╭─ DATA SUPPLIED

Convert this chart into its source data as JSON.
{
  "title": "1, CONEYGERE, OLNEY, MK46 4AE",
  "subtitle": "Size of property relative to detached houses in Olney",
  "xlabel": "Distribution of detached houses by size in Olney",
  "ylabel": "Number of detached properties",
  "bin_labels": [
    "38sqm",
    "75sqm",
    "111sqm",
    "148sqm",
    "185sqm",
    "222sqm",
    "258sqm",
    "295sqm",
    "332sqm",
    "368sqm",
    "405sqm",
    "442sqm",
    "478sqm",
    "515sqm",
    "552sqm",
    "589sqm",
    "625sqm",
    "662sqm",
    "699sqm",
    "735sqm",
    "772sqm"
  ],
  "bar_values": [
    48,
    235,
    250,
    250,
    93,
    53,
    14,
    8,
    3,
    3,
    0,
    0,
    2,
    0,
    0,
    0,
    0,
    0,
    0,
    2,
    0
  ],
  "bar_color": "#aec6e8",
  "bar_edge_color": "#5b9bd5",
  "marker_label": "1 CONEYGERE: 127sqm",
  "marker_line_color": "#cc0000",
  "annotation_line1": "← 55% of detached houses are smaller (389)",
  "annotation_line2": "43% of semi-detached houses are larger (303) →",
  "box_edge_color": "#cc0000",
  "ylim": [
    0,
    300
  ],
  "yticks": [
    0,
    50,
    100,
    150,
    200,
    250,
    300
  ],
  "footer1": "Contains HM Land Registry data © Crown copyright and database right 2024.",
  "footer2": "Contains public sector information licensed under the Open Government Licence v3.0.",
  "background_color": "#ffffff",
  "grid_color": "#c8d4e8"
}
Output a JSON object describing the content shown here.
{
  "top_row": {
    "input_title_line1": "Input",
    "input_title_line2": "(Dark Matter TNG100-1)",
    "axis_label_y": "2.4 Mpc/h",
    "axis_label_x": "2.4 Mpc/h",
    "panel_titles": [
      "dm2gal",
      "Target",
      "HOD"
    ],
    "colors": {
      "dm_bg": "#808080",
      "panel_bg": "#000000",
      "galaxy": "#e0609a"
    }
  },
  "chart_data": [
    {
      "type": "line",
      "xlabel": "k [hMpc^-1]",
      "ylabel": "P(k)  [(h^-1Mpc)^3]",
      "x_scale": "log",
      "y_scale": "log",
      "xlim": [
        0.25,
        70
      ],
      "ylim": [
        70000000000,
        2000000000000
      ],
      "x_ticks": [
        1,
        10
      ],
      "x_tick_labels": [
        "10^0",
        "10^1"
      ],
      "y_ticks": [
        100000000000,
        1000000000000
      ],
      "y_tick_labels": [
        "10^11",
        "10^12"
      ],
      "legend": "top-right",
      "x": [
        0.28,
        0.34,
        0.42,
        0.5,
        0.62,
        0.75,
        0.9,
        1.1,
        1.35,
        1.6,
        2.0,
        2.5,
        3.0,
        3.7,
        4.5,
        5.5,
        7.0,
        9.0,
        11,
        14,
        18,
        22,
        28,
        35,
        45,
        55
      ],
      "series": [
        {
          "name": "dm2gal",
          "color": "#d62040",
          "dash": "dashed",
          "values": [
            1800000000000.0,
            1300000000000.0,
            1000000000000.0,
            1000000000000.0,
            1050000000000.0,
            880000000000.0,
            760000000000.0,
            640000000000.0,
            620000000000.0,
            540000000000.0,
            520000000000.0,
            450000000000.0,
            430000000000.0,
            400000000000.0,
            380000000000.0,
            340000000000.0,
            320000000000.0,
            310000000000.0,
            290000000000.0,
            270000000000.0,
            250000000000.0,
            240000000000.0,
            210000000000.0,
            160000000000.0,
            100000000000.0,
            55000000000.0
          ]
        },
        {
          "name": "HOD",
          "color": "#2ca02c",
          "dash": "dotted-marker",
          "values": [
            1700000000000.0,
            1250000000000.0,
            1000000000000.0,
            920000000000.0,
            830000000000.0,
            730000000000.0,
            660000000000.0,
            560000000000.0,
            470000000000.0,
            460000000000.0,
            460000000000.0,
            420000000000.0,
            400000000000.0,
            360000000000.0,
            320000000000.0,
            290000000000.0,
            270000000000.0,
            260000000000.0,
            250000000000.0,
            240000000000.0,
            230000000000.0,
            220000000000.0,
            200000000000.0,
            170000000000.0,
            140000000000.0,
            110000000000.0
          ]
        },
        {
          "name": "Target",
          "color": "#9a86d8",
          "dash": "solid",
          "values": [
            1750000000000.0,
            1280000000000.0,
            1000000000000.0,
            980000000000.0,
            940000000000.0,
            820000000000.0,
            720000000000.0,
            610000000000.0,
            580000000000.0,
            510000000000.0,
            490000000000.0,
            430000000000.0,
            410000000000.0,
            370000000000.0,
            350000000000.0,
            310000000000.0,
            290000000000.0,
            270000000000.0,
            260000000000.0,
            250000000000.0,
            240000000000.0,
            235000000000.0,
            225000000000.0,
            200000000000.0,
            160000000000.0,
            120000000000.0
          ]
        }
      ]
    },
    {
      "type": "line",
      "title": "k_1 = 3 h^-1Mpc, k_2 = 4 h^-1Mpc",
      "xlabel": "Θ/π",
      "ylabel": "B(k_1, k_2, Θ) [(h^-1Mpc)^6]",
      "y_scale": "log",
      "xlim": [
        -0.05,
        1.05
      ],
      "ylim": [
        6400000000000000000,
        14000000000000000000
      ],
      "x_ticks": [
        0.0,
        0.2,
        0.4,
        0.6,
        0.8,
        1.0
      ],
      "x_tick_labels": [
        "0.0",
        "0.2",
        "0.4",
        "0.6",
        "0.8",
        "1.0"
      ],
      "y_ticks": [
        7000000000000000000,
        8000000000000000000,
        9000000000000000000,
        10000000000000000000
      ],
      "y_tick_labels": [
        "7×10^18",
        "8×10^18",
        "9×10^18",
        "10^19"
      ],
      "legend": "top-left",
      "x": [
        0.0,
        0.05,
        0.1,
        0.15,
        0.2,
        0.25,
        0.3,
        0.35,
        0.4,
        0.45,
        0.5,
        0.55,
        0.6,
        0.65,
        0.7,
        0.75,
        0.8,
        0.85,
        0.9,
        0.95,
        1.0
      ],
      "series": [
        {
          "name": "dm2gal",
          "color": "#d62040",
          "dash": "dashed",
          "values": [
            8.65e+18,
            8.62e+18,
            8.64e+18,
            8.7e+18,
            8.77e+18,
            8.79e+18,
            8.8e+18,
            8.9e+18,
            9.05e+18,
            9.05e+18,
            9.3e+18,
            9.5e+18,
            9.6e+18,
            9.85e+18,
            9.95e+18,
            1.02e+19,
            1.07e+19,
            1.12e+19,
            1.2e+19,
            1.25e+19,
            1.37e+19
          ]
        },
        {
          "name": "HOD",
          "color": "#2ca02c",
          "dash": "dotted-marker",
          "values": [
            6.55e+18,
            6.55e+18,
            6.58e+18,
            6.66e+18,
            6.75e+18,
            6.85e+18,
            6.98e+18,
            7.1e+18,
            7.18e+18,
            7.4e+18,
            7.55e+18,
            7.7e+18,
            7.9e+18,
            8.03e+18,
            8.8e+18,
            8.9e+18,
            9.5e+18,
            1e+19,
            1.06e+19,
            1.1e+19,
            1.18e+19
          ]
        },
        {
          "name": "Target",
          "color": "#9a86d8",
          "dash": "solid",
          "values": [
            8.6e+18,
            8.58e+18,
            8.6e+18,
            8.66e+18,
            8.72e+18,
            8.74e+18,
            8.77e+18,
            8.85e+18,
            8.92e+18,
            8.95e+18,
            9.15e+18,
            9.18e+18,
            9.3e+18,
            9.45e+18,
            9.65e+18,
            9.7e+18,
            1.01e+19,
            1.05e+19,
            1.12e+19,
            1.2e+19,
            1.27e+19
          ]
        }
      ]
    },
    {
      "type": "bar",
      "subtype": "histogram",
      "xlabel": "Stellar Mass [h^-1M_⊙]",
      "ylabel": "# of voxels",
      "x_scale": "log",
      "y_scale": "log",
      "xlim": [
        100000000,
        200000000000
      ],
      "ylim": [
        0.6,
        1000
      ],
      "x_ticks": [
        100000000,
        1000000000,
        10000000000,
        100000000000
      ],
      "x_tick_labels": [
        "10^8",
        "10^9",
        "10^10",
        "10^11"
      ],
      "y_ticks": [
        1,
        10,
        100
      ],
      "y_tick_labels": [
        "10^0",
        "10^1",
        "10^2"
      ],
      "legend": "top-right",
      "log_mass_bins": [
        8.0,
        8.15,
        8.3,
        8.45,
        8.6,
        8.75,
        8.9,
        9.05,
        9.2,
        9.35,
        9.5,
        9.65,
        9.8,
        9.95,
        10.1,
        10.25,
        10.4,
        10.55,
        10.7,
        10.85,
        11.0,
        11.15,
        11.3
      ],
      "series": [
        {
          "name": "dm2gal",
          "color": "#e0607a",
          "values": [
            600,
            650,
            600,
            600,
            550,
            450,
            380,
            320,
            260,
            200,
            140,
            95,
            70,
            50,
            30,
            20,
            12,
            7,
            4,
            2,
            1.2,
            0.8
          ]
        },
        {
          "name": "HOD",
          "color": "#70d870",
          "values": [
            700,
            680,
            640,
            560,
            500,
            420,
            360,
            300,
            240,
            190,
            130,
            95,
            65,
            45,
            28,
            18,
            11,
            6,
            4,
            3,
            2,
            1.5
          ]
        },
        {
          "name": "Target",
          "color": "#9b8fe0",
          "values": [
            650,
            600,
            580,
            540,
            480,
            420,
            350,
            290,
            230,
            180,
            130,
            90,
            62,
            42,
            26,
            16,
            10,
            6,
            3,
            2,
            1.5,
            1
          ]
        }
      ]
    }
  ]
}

╰─

• WHAT THE EXERCISE ASKS
Show every line above in which the word "JSON" occurs.

• RESULT OF THE TASK
Convert this chart into its source data as JSON.
Output a JSON object describing the content shown here.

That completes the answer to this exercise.